··· DATA EXTRACT ···
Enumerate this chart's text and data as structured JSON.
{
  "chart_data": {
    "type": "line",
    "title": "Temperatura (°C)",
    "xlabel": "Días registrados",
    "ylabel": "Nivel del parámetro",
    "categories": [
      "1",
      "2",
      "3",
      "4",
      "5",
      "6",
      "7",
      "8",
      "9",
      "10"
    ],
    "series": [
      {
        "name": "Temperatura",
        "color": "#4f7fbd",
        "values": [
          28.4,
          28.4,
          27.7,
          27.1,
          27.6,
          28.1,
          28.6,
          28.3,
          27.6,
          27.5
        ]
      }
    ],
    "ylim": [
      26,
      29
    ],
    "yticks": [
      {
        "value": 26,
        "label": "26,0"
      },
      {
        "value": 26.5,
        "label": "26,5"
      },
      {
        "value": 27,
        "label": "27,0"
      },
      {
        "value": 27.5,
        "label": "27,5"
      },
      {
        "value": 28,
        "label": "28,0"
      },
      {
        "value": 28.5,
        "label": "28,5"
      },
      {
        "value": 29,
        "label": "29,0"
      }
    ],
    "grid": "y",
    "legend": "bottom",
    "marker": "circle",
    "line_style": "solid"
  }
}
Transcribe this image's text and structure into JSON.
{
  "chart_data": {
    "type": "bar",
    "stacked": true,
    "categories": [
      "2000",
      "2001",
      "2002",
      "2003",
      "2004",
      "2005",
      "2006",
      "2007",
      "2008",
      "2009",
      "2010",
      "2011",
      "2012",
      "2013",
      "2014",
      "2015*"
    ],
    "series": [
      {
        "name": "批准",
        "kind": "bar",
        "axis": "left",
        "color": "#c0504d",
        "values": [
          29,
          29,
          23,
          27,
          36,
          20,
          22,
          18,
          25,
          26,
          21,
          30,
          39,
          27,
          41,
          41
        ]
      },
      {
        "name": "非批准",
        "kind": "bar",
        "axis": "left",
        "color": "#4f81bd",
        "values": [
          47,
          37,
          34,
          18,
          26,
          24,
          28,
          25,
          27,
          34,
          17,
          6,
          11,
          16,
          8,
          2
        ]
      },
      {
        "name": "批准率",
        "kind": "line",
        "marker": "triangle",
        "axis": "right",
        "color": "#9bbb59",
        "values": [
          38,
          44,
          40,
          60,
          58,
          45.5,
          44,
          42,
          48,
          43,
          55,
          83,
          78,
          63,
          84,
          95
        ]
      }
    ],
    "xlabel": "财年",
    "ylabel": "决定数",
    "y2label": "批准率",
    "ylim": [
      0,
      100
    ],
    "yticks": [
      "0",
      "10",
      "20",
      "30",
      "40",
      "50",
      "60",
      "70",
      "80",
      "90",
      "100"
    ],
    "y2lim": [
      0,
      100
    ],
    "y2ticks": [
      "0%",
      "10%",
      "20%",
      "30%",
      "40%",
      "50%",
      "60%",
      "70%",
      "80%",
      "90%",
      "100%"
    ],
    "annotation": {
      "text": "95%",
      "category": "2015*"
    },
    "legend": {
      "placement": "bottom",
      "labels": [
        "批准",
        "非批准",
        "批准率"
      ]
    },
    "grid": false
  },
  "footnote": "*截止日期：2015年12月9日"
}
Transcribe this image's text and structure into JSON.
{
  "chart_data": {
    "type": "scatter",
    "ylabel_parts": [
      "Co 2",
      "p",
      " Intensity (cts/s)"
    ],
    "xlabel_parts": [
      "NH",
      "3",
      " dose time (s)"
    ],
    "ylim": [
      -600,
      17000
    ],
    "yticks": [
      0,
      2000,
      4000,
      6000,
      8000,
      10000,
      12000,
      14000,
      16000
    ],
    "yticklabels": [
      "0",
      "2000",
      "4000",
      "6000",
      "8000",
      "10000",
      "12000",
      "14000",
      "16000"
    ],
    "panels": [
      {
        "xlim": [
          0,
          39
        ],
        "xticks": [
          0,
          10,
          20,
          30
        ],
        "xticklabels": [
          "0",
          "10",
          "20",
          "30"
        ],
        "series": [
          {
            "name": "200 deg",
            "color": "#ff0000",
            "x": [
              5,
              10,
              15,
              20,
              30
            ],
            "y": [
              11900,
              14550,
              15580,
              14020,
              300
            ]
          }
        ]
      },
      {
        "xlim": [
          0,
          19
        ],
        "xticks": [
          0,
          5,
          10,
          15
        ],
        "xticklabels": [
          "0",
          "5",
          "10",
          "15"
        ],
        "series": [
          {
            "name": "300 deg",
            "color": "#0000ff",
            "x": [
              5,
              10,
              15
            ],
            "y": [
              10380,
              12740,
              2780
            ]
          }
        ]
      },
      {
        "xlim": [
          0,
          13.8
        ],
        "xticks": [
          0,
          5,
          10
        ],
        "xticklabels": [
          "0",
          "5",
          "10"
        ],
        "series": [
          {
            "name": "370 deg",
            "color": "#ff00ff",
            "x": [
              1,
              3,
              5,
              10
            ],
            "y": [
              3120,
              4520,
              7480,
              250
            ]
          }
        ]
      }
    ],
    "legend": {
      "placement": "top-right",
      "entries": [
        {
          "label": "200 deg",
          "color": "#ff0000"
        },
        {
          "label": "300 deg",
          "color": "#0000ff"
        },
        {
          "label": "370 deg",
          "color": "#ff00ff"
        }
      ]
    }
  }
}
···
WHAT THE EXERCISE ASKS.
All the entries above need to be reproduced exactly.

EXERCISE SOLUTION.
Enumerate this chart's text and data as structured JSON.
{
  "chart_data": {
    "type": "line",
    "title": "Temperatura (°C)",
    "xlabel": "Días registrados",
    "ylabel": "Nivel del parámetro",
    "categories": [
      "1",
      "2",
      "3",
      "4",
      "5",
      "6",
      "7",
      "8",
      "9",
      "10"
    ],
    "series": [
      {
        "name": "Temperatura",
        "color": "#4f7fbd",
        "values": [
          28.4,
          28.4,
          27.7,
          27.1,
          27.6,
          28.1,
          28.6,
          28.3,
          27.6,
          27.5
        ]
      }
    ],
    "ylim": [
      26,
      29
    ],
    "yticks": [
      {
        "value": 26,
        "label": "26,0"
      },
      {
        "value": 26.5,
        "label": "26,5"
      },
      {
        "value": 27,
        "label": "27,0"
      },
      {
        "value": 27.5,
        "label": "27,5"
      },
      {
        "value": 28,
        "label": "28,0"
      },
      {
        "value": 28.5,
        "label": "28,5"
      },
      {
        "value": 29,
        "label": "29,0"
      }
    ],
    "grid": "y",
    "legend": "bottom",
    "marker": "circle",
    "line_style": "solid"
  }
}
Transcribe this image's text and structure into JSON.
{
  "chart_data": {
    "type": "bar",
    "stacked": true,
    "categories": [
      "2000",
      "2001",
      "2002",
      "2003",
      "2004",
      "2005",
      "2006",
      "2007",
      "2008",
      "2009",
      "2010",
      "2011",
      "2012",
      "2013",
      "2014",
      "2015*"
    ],
    "series": [
      {
        "name": "批准",
        "kind": "bar",
        "axis": "left",
        "color": "#c0504d",
        "values": [
          29,
          29,
          23,
          27,
          36,
          20,
          22,
          18,
          25,
          26,
          21,
          30,
          39,
          27,
          41,
          41
        ]
      },
      {
        "name": "非批准",
        "kind": "bar",
        "axis": "left",
        "color": "#4f81bd",
        "values": [
          47,
          37,
          34,
          18,
          26,
          24,
          28,
          25,
          27,
          34,
          17,
          6,
          11,
          16,
          8,
          2
        ]
      },
      {
        "name": "批准率",
        "kind": "line",
        "marker": "triangle",
        "axis": "right",
        "color": "#9bbb59",
        "values": [
          38,
          44,
          40,
          60,
          58,
          45.5,
          44,
          42,
          48,
          43,
          55,
          83,
          78,
          63,
          84,
          95
        ]
      }
    ],
    "xlabel": "财年",
    "ylabel": "决定数",
    "y2label": "批准率",
    "ylim": [
      0,
      100
    ],
    "yticks": [
      "0",
      "10",
      "20",
      "30",
      "40",
      "50",
      "60",
      "70",
      "80",
      "90",
      "100"
    ],
    "y2lim": [
      0,
      100
    ],
    "y2ticks": [
      "0%",
      "10%",
      "20%",
      "30%",
      "40%",
      "50%",
      "60%",
      "70%",
      "80%",
      "90%",
      "100%"
    ],
    "annotation": {
      "text": "95%",
      "category": "2015*"
    },
    "legend": {
      "placement": "bottom",
      "labels": [
        "批准",
        "非批准",
        "批准率"
      ]
    },
    "grid": false
  },
  "footnote": "*截止日期：2015年12月9日"
}
Transcribe this image's text and structure into JSON.
{
  "chart_data": {
    "type": "scatter",
    "ylabel_parts": [
      "Co 2",
      "p",
      " Intensity (cts/s)"
    ],
    "xlabel_parts": [
      "NH",
      "3",
      " dose time (s)"
    ],
    "ylim": [
      -600,
      17000
    ],
    "yticks": [
      0,
      2000,
      4000,
      6000,
      8000,
      10000,
      12000,
      14000,
      16000
    ],
    "yticklabels": [
      "0",
      "2000",
      "4000",
      "6000",
      "8000",
      "10000",
      "12000",
      "14000",
      "16000"
    ],
    "panels": [
      {
        "xlim": [
          0,
          39
        ],
        "xticks": [
          0,
          10,
          20,
          30
        ],
        "xticklabels": [
          "0",
          "10",
          "20",
          "30"
        ],
        "series": [
          {
            "name": "200 deg",
            "color": "#ff0000",
            "x": [
              5,
              10,
              15,
              20,
              30
            ],
            "y": [
              11900,
              14550,
              15580,
              14020,
              300
            ]
          }
        ]
      },
      {
        "xlim": [
          0,
          19
        ],
        "xticks": [
          0,
          5,
          10,
          15
        ],
        "xticklabels": [
          "0",
          "5",
          "10",
          "15"
        ],
        "series": [
          {
            "name": "300 deg",
            "color": "#0000ff",
            "x": [
              5,
              10,
              15
            ],
            "y": [
              10380,
              12740,
              2780
            ]
          }
        ]
      },
      {
        "xlim": [
          0,
          13.8
        ],
        "xticks": [
          0,
          5,
          10
        ],
        "xticklabels": [
          "0",
          "5",
          "10"
        ],
        "series": [
          {
            "name": "370 deg",
            "color": "#ff00ff",
            "x": [
              1,
              3,
              5,
              10
            ],
            "y": [
              3120,
              4520,
              7480,
              250
            ]
          }
        ]
      }
    ],
    "legend": {
      "placement": "top-right",
      "entries": [
        {
          "label": "200 deg",
          "color": "#ff0000"
        },
        {
          "label": "300 deg",
          "color": "#0000ff"
        },
        {
          "label": "370 deg",
          "color": "#ff00ff"
        }
      ]
    }
  }
}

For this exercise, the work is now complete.